### RECORDS FOR THIS TASK
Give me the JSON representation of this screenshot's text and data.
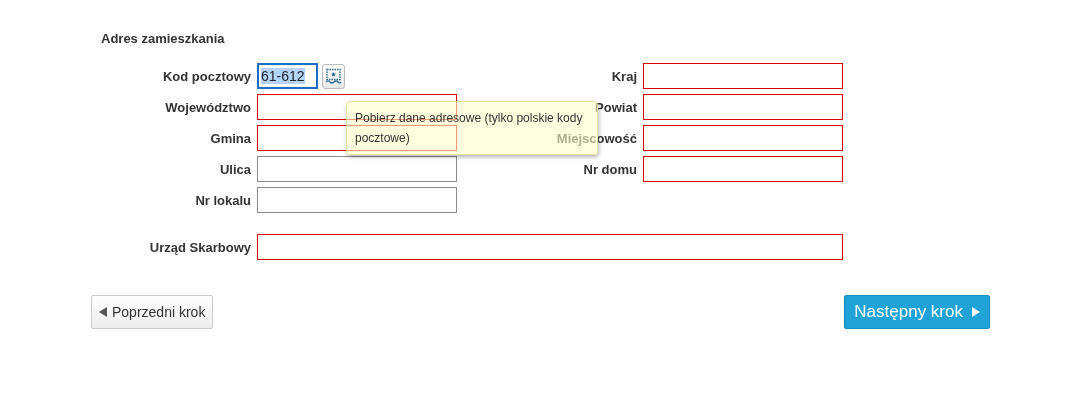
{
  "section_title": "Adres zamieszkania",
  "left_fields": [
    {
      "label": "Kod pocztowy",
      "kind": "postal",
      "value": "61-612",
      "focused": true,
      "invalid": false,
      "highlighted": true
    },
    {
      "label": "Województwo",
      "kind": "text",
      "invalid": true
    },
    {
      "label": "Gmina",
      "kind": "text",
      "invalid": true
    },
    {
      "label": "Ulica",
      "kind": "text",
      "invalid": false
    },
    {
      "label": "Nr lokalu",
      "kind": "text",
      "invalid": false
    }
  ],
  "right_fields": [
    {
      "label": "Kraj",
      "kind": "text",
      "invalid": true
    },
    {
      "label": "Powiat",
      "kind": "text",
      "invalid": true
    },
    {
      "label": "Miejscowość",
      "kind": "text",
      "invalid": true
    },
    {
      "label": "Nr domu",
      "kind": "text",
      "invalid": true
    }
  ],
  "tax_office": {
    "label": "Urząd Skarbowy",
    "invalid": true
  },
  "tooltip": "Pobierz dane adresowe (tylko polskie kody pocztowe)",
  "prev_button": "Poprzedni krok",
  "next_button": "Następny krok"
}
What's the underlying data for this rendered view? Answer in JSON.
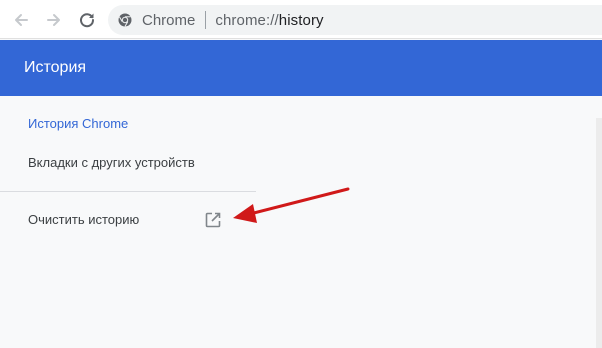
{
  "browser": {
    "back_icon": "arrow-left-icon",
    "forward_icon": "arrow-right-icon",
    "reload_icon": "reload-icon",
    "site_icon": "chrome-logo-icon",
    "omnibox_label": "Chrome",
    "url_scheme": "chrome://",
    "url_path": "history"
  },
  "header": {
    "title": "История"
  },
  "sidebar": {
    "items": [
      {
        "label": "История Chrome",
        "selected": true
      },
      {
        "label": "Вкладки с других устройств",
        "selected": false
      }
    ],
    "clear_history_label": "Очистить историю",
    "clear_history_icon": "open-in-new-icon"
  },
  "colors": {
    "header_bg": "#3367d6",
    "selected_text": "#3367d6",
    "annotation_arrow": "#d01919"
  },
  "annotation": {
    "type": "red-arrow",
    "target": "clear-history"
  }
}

### TO DO
Identify the lines above that contain the word "false", then copy them.

### COMPLETE OUTPUT
      "invalid": false,
      "invalid": false
      "invalid": false
        "selected": false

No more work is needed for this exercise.